Direction => Pick out each line of the records in which the word "eller" appears.

start Given entries

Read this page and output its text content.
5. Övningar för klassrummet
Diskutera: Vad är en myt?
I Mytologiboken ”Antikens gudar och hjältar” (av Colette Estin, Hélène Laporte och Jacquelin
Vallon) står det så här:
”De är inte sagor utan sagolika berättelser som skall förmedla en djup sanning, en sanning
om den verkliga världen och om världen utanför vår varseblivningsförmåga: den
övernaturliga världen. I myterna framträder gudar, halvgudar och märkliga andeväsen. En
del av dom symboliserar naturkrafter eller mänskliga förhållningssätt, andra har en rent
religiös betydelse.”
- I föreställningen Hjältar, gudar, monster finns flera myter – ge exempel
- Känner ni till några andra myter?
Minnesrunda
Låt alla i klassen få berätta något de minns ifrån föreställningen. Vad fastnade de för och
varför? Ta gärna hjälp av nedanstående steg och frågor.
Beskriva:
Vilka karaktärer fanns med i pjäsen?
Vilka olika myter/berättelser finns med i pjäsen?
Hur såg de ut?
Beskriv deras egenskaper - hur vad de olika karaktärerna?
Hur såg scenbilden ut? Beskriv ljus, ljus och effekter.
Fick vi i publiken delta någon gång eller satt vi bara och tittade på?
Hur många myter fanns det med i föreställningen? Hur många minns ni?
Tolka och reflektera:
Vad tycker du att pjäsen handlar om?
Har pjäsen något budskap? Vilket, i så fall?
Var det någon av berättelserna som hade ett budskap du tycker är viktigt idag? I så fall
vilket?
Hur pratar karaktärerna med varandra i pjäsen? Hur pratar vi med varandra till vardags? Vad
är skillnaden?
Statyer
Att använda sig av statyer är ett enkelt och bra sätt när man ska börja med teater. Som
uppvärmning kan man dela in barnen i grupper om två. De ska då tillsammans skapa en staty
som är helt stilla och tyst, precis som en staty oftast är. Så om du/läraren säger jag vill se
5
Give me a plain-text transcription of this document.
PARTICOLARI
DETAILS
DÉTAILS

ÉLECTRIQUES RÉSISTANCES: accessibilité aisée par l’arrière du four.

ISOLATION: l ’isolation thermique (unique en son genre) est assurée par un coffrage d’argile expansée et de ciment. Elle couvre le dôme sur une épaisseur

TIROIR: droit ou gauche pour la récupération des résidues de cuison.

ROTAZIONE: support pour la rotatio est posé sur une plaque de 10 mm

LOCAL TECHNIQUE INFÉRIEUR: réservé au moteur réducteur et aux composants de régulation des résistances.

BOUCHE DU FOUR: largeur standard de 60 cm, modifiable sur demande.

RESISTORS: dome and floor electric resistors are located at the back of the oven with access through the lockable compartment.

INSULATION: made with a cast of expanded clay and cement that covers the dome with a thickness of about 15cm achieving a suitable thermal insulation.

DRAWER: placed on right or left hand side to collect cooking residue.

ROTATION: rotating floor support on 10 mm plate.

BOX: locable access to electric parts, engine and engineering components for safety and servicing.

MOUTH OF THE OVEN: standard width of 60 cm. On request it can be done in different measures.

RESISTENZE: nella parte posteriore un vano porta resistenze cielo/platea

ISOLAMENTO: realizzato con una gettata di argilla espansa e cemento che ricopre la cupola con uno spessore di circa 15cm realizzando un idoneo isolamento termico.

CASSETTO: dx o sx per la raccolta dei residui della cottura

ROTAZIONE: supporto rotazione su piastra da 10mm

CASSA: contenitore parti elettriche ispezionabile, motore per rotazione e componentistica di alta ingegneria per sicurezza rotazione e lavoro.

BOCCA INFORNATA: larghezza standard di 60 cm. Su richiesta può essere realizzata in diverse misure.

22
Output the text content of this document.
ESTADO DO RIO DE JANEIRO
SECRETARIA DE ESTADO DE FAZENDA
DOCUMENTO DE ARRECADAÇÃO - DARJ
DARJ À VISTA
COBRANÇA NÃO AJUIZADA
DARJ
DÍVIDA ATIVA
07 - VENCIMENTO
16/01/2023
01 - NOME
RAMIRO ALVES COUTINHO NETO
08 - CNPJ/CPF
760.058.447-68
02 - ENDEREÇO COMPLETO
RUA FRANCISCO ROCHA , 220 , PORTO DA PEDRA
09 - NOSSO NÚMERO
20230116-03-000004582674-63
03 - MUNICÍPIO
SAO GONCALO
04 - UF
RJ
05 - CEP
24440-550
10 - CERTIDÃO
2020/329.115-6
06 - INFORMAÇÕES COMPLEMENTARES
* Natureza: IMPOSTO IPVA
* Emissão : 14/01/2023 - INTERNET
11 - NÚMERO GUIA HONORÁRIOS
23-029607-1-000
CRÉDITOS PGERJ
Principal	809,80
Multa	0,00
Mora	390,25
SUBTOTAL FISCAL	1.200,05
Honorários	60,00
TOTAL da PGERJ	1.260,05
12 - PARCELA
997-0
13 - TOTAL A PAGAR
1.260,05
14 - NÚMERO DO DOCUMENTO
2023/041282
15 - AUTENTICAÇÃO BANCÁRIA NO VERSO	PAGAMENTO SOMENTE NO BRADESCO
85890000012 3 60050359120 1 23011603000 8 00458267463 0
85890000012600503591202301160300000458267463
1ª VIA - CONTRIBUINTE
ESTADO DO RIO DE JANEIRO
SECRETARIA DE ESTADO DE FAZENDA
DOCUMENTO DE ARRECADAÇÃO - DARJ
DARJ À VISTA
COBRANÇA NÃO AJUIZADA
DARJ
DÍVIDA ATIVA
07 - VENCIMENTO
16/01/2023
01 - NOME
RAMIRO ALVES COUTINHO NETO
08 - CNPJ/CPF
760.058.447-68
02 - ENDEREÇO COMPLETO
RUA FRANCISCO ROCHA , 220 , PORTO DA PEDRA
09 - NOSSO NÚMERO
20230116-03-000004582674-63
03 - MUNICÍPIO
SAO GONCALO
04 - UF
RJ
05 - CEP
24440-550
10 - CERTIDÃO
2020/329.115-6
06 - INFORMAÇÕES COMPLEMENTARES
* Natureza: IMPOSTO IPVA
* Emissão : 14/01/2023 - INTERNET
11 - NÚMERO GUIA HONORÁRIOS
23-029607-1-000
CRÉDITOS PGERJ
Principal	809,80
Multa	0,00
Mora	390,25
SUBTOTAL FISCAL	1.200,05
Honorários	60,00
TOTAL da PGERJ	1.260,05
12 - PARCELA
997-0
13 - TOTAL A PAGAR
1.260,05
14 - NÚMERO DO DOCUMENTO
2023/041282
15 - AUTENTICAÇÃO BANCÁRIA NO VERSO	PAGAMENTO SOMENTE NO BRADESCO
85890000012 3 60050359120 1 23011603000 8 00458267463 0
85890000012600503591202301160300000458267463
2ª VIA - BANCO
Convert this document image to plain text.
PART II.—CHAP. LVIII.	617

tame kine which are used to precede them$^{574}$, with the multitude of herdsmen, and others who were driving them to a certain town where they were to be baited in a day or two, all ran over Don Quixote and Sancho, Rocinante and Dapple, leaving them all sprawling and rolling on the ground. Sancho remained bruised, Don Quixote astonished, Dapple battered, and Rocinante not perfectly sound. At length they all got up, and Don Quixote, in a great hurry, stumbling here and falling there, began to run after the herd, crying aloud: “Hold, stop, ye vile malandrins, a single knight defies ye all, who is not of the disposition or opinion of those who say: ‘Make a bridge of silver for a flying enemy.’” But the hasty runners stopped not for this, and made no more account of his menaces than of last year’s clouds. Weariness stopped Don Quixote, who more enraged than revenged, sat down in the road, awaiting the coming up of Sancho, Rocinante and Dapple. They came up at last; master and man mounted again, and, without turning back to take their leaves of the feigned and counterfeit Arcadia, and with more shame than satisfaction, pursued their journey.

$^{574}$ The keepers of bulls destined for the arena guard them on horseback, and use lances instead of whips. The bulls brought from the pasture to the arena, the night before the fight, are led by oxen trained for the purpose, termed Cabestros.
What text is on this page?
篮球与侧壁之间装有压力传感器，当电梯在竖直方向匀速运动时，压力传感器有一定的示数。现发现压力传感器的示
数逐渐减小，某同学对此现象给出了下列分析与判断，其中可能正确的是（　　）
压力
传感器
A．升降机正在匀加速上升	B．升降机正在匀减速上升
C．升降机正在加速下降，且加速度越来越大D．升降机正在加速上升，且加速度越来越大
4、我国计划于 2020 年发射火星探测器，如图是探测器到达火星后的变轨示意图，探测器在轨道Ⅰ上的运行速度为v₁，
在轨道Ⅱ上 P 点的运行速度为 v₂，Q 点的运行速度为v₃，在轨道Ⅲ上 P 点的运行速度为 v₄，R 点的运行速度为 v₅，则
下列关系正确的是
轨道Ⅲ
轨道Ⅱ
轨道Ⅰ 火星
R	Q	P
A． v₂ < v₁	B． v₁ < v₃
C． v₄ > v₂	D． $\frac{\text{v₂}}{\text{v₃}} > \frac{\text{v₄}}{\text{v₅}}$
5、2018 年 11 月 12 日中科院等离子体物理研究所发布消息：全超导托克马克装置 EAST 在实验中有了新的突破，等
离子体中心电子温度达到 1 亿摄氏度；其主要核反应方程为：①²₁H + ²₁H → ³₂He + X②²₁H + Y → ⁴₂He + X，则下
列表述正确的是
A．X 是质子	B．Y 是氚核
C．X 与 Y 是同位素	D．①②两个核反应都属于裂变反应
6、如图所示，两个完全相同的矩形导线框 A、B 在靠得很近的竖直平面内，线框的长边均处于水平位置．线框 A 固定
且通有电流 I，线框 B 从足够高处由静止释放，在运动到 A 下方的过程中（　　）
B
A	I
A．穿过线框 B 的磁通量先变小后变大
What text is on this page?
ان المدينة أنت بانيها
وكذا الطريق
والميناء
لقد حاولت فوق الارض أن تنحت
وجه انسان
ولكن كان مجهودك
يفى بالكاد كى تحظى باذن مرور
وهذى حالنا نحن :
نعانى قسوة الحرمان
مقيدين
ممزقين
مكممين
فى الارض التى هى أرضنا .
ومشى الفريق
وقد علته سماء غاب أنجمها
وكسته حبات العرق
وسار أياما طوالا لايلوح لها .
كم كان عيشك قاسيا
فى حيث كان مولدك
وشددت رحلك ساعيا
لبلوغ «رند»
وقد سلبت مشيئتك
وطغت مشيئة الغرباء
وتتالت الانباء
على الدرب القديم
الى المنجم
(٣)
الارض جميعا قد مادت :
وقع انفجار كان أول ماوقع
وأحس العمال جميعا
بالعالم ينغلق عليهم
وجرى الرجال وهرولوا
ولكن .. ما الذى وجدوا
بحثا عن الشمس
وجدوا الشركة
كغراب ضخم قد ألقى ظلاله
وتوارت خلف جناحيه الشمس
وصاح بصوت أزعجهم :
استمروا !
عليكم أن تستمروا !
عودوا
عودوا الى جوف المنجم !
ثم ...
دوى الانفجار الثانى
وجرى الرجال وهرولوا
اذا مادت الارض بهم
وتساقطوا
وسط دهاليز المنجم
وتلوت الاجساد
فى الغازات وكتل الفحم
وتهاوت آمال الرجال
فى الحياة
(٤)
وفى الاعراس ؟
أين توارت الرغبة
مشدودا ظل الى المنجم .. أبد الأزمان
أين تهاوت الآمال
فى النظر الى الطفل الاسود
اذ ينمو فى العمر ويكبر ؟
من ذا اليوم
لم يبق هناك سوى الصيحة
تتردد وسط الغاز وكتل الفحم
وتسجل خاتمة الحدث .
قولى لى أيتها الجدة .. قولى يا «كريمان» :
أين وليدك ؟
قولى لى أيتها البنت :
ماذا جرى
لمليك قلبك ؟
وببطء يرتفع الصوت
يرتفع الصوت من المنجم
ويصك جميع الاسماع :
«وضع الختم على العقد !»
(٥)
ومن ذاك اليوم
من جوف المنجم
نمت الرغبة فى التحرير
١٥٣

end Given entries

Exercise answer =>
del av dom symboliserar naturkrafter eller mänskliga förhållningssätt, andra har en rent
Fick vi i publiken delta någon gång eller satt vi bara och tittade på?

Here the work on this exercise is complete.